BEGIN Records for processing
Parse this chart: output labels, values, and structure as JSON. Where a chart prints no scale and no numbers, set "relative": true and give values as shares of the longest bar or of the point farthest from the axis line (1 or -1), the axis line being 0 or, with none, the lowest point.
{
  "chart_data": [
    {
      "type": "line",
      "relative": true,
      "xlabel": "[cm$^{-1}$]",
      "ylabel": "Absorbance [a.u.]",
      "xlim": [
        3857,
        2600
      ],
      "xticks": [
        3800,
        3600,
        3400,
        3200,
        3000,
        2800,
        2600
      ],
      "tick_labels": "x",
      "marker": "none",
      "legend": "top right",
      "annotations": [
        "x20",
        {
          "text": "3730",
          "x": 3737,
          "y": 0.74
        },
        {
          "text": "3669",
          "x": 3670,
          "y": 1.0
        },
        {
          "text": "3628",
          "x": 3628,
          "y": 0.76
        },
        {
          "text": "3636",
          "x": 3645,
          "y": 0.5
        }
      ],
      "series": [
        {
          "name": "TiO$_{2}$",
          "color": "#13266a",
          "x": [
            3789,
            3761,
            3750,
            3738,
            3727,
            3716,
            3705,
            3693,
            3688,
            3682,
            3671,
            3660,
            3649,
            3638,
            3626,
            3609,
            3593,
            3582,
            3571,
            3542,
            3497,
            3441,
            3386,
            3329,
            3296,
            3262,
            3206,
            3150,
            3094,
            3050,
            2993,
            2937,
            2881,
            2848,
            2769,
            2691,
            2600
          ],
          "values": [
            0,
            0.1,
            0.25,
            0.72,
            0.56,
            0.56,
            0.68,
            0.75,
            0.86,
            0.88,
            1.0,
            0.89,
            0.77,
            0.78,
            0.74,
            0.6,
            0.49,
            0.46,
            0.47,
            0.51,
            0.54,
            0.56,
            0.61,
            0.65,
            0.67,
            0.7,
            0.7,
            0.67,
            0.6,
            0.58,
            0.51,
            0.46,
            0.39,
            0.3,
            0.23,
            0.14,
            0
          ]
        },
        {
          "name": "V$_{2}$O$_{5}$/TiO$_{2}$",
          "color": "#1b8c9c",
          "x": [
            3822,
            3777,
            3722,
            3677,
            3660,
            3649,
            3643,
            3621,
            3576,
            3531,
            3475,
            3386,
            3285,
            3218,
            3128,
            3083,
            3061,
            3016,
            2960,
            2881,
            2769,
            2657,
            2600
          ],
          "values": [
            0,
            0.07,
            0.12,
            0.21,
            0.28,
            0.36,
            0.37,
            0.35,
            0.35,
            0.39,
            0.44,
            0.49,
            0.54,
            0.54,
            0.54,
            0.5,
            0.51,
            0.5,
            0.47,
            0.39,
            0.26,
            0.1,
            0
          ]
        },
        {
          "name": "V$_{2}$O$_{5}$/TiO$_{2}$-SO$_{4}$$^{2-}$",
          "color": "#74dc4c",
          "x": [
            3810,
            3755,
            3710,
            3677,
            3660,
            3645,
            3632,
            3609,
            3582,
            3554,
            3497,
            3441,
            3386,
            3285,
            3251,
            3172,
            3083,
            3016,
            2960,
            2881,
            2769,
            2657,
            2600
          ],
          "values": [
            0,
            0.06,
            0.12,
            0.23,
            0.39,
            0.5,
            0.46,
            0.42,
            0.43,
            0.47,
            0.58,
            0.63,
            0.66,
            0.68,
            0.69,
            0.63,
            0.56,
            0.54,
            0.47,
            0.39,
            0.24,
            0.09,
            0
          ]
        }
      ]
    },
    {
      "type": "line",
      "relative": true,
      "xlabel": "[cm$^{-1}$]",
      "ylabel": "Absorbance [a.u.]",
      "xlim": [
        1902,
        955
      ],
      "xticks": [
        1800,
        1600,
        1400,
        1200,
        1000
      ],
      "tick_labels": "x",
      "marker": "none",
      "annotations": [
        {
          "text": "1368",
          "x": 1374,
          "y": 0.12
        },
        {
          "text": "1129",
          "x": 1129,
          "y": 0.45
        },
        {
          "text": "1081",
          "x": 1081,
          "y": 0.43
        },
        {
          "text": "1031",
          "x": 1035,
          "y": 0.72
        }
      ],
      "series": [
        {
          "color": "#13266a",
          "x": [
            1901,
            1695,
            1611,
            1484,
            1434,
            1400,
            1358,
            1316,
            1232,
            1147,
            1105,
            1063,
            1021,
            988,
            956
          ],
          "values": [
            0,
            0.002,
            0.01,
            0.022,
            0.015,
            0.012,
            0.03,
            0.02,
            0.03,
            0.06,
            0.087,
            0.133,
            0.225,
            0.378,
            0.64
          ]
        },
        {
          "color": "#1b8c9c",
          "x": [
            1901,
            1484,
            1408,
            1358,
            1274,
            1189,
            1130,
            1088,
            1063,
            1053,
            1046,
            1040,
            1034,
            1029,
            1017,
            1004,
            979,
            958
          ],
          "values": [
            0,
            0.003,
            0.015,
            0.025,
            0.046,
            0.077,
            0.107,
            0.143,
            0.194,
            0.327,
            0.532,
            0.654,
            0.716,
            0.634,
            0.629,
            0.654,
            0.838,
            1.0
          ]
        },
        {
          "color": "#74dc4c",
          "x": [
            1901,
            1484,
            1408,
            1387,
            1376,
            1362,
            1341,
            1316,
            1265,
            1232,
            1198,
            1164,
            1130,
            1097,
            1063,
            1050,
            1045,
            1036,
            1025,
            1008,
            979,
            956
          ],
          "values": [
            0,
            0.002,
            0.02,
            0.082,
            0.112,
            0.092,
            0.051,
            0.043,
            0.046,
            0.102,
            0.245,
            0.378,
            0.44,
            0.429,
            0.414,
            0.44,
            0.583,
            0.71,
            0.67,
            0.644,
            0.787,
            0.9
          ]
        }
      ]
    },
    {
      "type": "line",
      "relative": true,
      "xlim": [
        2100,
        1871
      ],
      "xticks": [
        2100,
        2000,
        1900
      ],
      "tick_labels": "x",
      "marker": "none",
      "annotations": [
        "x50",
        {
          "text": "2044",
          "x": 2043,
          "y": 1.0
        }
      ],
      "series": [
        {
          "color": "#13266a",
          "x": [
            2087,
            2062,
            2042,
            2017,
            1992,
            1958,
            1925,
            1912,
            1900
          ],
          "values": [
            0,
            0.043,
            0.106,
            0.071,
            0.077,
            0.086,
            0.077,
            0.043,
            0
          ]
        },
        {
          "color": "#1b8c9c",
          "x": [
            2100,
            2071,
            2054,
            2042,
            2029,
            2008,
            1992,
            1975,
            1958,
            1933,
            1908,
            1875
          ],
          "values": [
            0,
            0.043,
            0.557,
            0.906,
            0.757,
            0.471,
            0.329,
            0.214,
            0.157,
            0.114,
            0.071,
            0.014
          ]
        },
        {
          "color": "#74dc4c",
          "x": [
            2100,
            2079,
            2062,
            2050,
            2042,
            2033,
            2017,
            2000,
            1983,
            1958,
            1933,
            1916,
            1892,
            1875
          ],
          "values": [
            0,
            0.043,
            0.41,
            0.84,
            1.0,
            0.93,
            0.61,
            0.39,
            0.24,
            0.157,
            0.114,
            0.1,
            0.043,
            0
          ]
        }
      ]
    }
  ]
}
END Records for processing
(Written instruction): Send back every record, precisely as written.

(Task answer):
Parse this chart: output labels, values, and structure as JSON. Where a chart prints no scale and no numbers, set "relative": true and give values as shares of the longest bar or of the point farthest from the axis line (1 or -1), the axis line being 0 or, with none, the lowest point.
{
  "chart_data": [
    {
      "type": "line",
      "relative": true,
      "xlabel": "[cm$^{-1}$]",
      "ylabel": "Absorbance [a.u.]",
      "xlim": [
        3857,
        2600
      ],
      "xticks": [
        3800,
        3600,
        3400,
        3200,
        3000,
        2800,
        2600
      ],
      "tick_labels": "x",
      "marker": "none",
      "legend": "top right",
      "annotations": [
        "x20",
        {
          "text": "3730",
          "x": 3737,
          "y": 0.74
        },
        {
          "text": "3669",
          "x": 3670,
          "y": 1.0
        },
        {
          "text": "3628",
          "x": 3628,
          "y": 0.76
        },
        {
          "text": "3636",
          "x": 3645,
          "y": 0.5
        }
      ],
      "series": [
        {
          "name": "TiO$_{2}$",
          "color": "#13266a",
          "x": [
            3789,
            3761,
            3750,
            3738,
            3727,
            3716,
            3705,
            3693,
            3688,
            3682,
            3671,
            3660,
            3649,
            3638,
            3626,
            3609,
            3593,
            3582,
            3571,
            3542,
            3497,
            3441,
            3386,
            3329,
            3296,
            3262,
            3206,
            3150,
            3094,
            3050,
            2993,
            2937,
            2881,
            2848,
            2769,
            2691,
            2600
          ],
          "values": [
            0,
            0.1,
            0.25,
            0.72,
            0.56,
            0.56,
            0.68,
            0.75,
            0.86,
            0.88,
            1.0,
            0.89,
            0.77,
            0.78,
            0.74,
            0.6,
            0.49,
            0.46,
            0.47,
            0.51,
            0.54,
            0.56,
            0.61,
            0.65,
            0.67,
            0.7,
            0.7,
            0.67,
            0.6,
            0.58,
            0.51,
            0.46,
            0.39,
            0.3,
            0.23,
            0.14,
            0
          ]
        },
        {
          "name": "V$_{2}$O$_{5}$/TiO$_{2}$",
          "color": "#1b8c9c",
          "x": [
            3822,
            3777,
            3722,
            3677,
            3660,
            3649,
            3643,
            3621,
            3576,
            3531,
            3475,
            3386,
            3285,
            3218,
            3128,
            3083,
            3061,
            3016,
            2960,
            2881,
            2769,
            2657,
            2600
          ],
          "values": [
            0,
            0.07,
            0.12,
            0.21,
            0.28,
            0.36,
            0.37,
            0.35,
            0.35,
            0.39,
            0.44,
            0.49,
            0.54,
            0.54,
            0.54,
            0.5,
            0.51,
            0.5,
            0.47,
            0.39,
            0.26,
            0.1,
            0
          ]
        },
        {
          "name": "V$_{2}$O$_{5}$/TiO$_{2}$-SO$_{4}$$^{2-}$",
          "color": "#74dc4c",
          "x": [
            3810,
            3755,
            3710,
            3677,
            3660,
            3645,
            3632,
            3609,
            3582,
            3554,
            3497,
            3441,
            3386,
            3285,
            3251,
            3172,
            3083,
            3016,
            2960,
            2881,
            2769,
            2657,
            2600
          ],
          "values": [
            0,
            0.06,
            0.12,
            0.23,
            0.39,
            0.5,
            0.46,
            0.42,
            0.43,
            0.47,
            0.58,
            0.63,
            0.66,
            0.68,
            0.69,
            0.63,
            0.56,
            0.54,
            0.47,
            0.39,
            0.24,
            0.09,
            0
          ]
        }
      ]
    },
    {
      "type": "line",
      "relative": true,
      "xlabel": "[cm$^{-1}$]",
      "ylabel": "Absorbance [a.u.]",
      "xlim": [
        1902,
        955
      ],
      "xticks": [
        1800,
        1600,
        1400,
        1200,
        1000
      ],
      "tick_labels": "x",
      "marker": "none",
      "annotations": [
        {
          "text": "1368",
          "x": 1374,
          "y": 0.12
        },
        {
          "text": "1129",
          "x": 1129,
          "y": 0.45
        },
        {
          "text": "1081",
          "x": 1081,
          "y": 0.43
        },
        {
          "text": "1031",
          "x": 1035,
          "y": 0.72
        }
      ],
      "series": [
        {
          "color": "#13266a",
          "x": [
            1901,
            1695,
            1611,
            1484,
            1434,
            1400,
            1358,
            1316,
            1232,
            1147,
            1105,
            1063,
            1021,
            988,
            956
          ],
          "values": [
            0,
            0.002,
            0.01,
            0.022,
            0.015,
            0.012,
            0.03,
            0.02,
            0.03,
            0.06,
            0.087,
            0.133,
            0.225,
            0.378,
            0.64
          ]
        },
        {
          "color": "#1b8c9c",
          "x": [
            1901,
            1484,
            1408,
            1358,
            1274,
            1189,
            1130,
            1088,
            1063,
            1053,
            1046,
            1040,
            1034,
            1029,
            1017,
            1004,
            979,
            958
          ],
          "values": [
            0,
            0.003,
            0.015,
            0.025,
            0.046,
            0.077,
            0.107,
            0.143,
            0.194,
            0.327,
            0.532,
            0.654,
            0.716,
            0.634,
            0.629,
            0.654,
            0.838,
            1.0
          ]
        },
        {
          "color": "#74dc4c",
          "x": [
            1901,
            1484,
            1408,
            1387,
            1376,
            1362,
            1341,
            1316,
            1265,
            1232,
            1198,
            1164,
            1130,
            1097,
            1063,
            1050,
            1045,
            1036,
            1025,
            1008,
            979,
            956
          ],
          "values": [
            0,
            0.002,
            0.02,
            0.082,
            0.112,
            0.092,
            0.051,
            0.043,
            0.046,
            0.102,
            0.245,
            0.378,
            0.44,
            0.429,
            0.414,
            0.44,
            0.583,
            0.71,
            0.67,
            0.644,
            0.787,
            0.9
          ]
        }
      ]
    },
    {
      "type": "line",
      "relative": true,
      "xlim": [
        2100,
        1871
      ],
      "xticks": [
        2100,
        2000,
        1900
      ],
      "tick_labels": "x",
      "marker": "none",
      "annotations": [
        "x50",
        {
          "text": "2044",
          "x": 2043,
          "y": 1.0
        }
      ],
      "series": [
        {
          "color": "#13266a",
          "x": [
            2087,
            2062,
            2042,
            2017,
            1992,
            1958,
            1925,
            1912,
            1900
          ],
          "values": [
            0,
            0.043,
            0.106,
            0.071,
            0.077,
            0.086,
            0.077,
            0.043,
            0
          ]
        },
        {
          "color": "#1b8c9c",
          "x": [
            2100,
            2071,
            2054,
            2042,
            2029,
            2008,
            1992,
            1975,
            1958,
            1933,
            1908,
            1875
          ],
          "values": [
            0,
            0.043,
            0.557,
            0.906,
            0.757,
            0.471,
            0.329,
            0.214,
            0.157,
            0.114,
            0.071,
            0.014
          ]
        },
        {
          "color": "#74dc4c",
          "x": [
            2100,
            2079,
            2062,
            2050,
            2042,
            2033,
            2017,
            2000,
            1983,
            1958,
            1933,
            1916,
            1892,
            1875
          ],
          "values": [
            0,
            0.043,
            0.41,
            0.84,
            1.0,
            0.93,
            0.61,
            0.39,
            0.24,
            0.157,
            0.114,
            0.1,
            0.043,
            0
          ]
        }
      ]
    }
  ]
}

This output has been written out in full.